Your task> Copy all lines holding the word "Spannung" from the entries.

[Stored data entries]

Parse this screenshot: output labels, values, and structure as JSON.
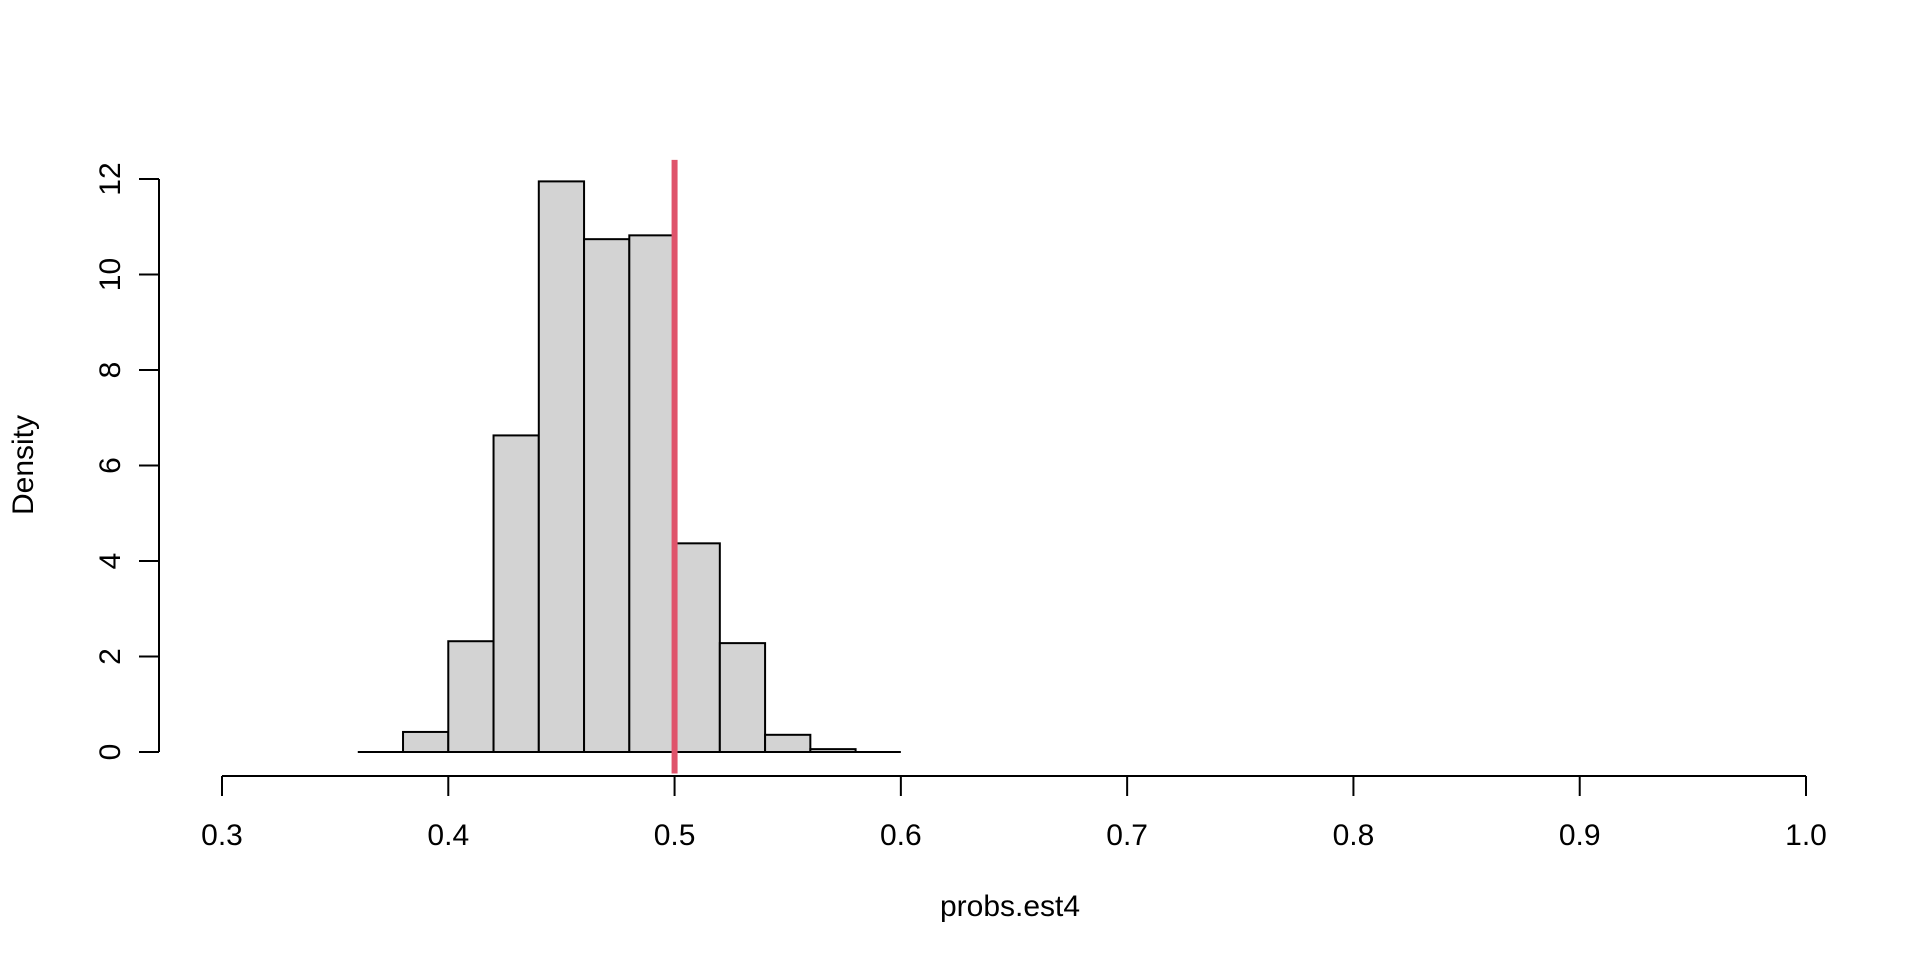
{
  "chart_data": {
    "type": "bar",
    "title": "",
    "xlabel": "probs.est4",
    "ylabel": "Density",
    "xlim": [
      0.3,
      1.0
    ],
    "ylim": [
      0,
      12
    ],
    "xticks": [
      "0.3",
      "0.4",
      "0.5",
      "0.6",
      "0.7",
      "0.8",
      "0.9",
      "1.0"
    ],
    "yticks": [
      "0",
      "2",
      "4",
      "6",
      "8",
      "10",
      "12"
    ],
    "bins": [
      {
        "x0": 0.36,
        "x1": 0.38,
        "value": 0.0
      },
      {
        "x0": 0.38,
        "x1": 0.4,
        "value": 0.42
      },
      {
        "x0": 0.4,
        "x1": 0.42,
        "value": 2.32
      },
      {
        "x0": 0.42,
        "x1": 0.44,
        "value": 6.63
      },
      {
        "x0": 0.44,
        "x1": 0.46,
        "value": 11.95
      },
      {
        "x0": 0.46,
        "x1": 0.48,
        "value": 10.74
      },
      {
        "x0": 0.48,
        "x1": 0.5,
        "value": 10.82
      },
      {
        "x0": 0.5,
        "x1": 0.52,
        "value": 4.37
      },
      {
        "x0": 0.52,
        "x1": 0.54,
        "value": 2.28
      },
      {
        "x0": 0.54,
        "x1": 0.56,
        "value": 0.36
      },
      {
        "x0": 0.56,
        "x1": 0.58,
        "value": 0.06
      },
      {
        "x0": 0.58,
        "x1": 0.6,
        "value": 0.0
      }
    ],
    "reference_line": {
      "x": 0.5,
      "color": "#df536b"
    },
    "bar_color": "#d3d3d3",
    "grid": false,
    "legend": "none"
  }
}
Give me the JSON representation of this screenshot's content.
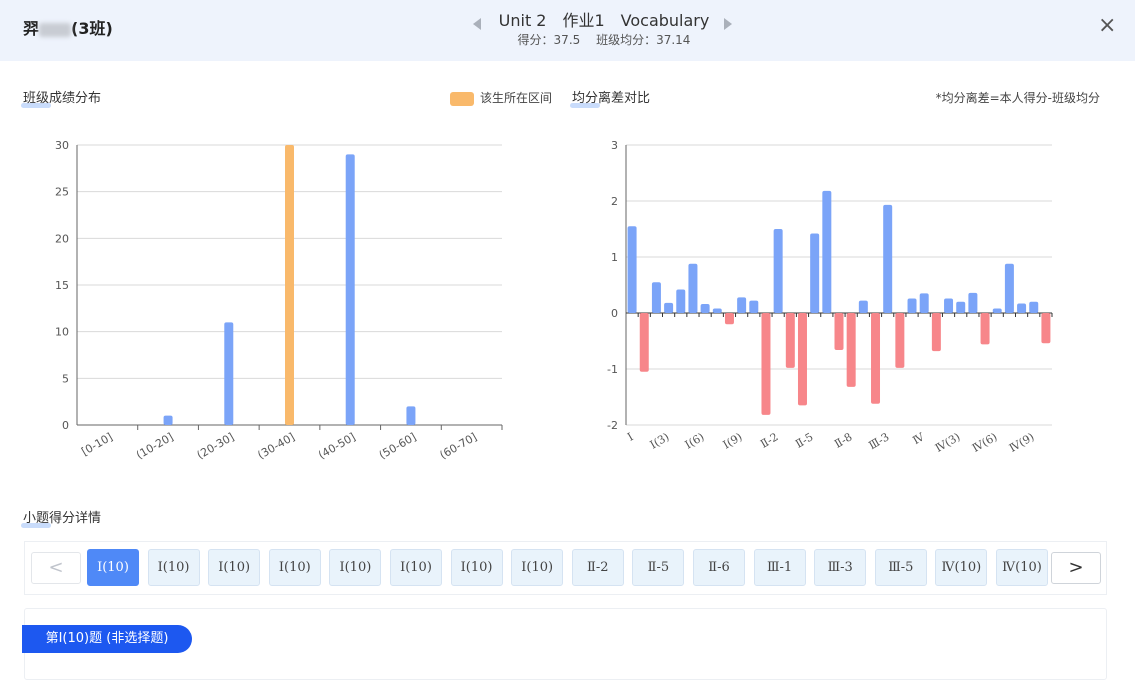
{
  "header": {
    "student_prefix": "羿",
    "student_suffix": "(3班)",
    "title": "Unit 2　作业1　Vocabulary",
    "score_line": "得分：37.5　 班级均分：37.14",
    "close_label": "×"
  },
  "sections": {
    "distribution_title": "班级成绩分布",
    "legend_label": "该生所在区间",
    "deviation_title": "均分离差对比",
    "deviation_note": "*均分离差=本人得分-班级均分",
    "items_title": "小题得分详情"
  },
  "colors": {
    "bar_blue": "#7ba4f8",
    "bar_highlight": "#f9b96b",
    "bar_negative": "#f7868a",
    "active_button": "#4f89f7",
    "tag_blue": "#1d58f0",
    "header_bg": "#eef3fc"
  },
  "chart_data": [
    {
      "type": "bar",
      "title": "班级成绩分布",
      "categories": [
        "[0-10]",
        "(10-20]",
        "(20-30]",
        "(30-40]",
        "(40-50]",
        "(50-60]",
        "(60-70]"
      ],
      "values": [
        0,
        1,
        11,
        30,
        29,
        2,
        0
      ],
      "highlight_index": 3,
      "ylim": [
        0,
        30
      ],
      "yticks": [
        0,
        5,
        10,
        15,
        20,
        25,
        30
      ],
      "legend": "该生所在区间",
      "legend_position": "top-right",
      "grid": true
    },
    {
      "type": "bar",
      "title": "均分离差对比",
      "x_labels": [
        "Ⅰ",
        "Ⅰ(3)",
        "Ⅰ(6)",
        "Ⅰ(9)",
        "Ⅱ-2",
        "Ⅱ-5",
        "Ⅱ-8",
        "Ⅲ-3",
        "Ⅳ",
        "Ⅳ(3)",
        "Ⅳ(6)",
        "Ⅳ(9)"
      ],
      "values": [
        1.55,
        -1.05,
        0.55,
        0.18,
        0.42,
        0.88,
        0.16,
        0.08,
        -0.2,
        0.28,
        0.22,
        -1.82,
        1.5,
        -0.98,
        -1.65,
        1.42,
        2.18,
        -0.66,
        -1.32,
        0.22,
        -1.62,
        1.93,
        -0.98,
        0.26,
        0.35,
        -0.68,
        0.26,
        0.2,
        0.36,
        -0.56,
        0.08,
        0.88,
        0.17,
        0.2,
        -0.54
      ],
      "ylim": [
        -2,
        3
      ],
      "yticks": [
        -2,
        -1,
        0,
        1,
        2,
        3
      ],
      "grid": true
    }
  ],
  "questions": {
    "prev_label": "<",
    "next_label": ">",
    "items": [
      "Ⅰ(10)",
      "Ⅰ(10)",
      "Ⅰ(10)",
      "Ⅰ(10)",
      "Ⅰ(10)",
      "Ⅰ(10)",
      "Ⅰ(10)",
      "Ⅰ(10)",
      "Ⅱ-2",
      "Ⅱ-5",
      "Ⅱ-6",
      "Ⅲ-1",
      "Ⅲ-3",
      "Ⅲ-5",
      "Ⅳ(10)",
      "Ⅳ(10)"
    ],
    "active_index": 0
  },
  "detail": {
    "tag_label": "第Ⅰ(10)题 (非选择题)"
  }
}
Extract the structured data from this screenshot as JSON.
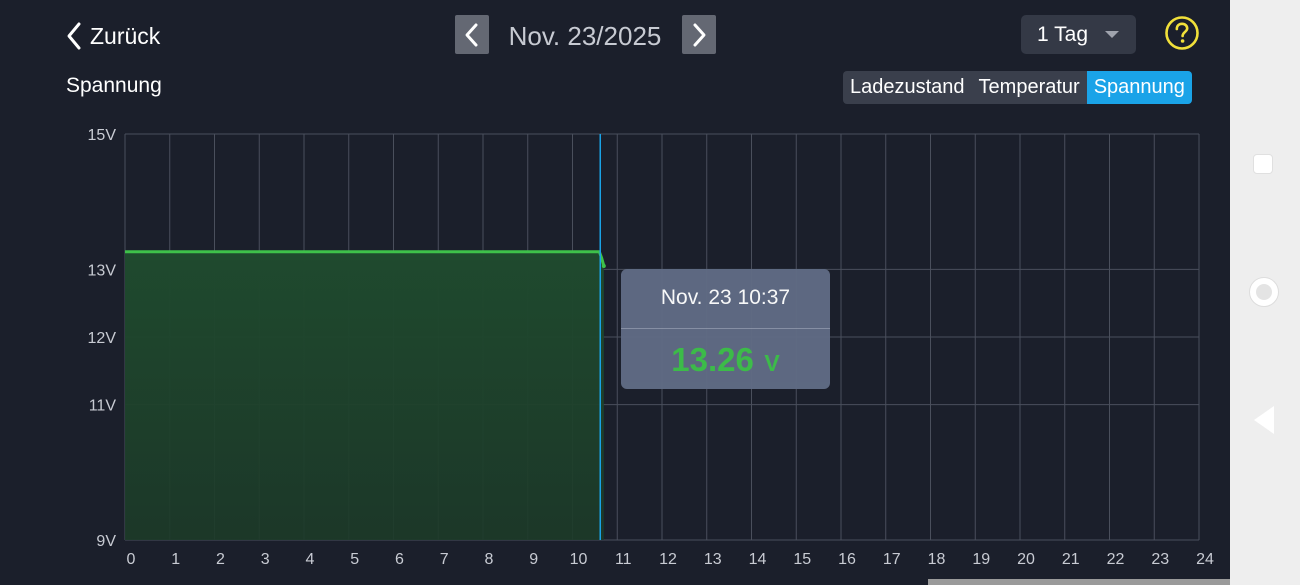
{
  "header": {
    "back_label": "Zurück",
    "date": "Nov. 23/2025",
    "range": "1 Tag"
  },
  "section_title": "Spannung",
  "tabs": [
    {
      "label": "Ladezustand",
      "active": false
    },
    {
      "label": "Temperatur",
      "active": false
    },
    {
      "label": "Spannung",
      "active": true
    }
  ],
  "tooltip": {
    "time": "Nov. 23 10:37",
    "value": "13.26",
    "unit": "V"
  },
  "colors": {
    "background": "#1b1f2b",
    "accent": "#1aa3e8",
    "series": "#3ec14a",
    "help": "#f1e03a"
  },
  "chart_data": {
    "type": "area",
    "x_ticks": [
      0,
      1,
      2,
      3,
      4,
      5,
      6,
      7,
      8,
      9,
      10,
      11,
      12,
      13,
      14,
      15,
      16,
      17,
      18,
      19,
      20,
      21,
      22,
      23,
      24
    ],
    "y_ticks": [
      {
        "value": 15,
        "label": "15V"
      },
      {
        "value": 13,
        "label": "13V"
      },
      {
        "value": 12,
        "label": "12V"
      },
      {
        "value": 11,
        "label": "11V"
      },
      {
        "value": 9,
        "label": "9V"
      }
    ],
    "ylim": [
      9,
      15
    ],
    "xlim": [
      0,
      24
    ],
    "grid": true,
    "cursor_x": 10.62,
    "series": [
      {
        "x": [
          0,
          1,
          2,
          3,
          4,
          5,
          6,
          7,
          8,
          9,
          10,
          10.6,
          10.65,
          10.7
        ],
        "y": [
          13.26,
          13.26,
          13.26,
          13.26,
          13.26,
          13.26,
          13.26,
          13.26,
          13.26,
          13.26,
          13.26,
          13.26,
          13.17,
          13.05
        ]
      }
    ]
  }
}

Exercise result>
  "section_title": "Spannung",
      "label": "Spannung",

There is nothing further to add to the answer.